**Requirement:** Copy out the lines of every item below exactly, leaving out the pictures.

- - - - -

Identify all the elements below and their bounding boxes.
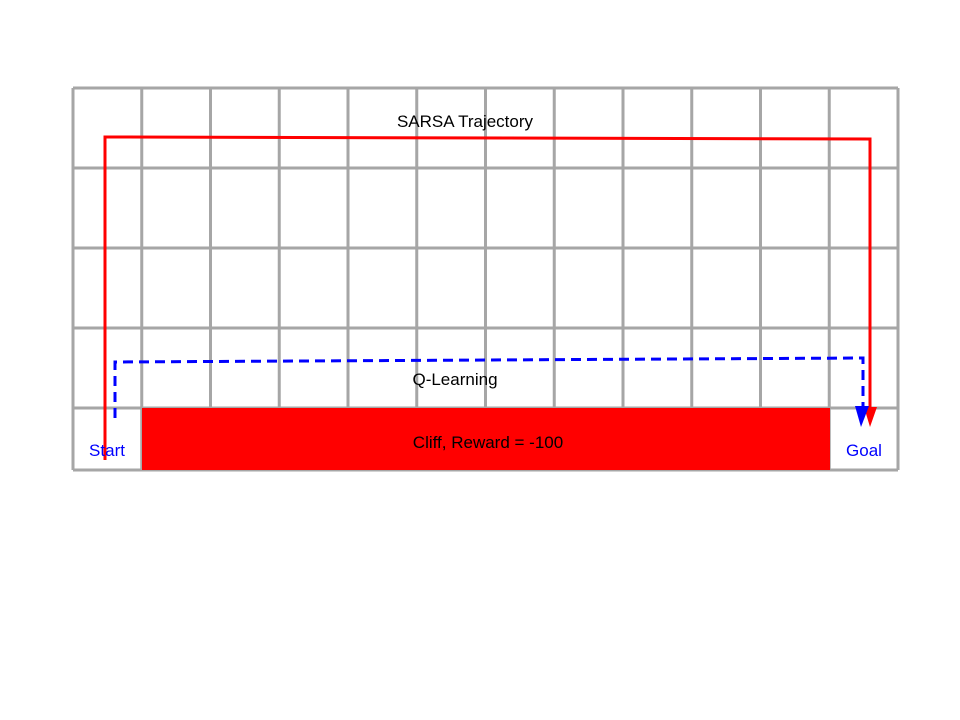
cliff-label: Cliff, Reward = -100: [413, 433, 563, 452]
cliff-walking-diagram: SARSA Trajectory Q-Learning Cliff, Rewar…: [71, 86, 900, 472]
qlearning-label: Q-Learning: [412, 370, 497, 389]
sarsa-label: SARSA Trajectory: [397, 112, 534, 131]
goal-label: Goal: [846, 441, 882, 460]
start-label: Start: [89, 441, 125, 460]
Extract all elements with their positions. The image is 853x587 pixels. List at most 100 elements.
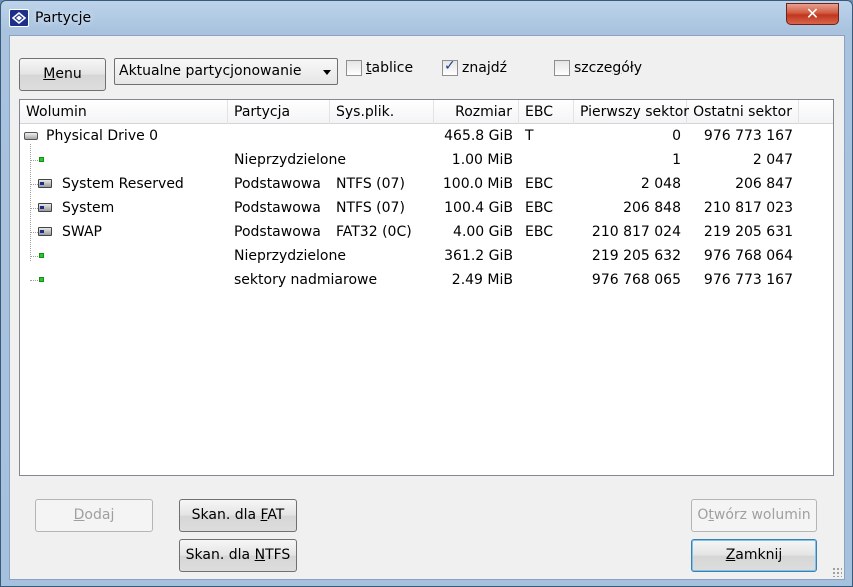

- - - - -

**Output:**
Identify all the elements below and their bounding boxes.
cliff-label: Cliff, Reward = -100: [413, 433, 563, 452]
cliff-walking-diagram: SARSA Trajectory Q-Learning Cliff, Rewar…: [71, 86, 900, 472]
qlearning-label: Q-Learning: [412, 370, 497, 389]
sarsa-label: SARSA Trajectory: [397, 112, 534, 131]
goal-label: Goal: [846, 441, 882, 460]
start-label: Start: [89, 441, 125, 460]
Extract all elements with their positions. The image is 853x587 pixels. List at most 100 elements.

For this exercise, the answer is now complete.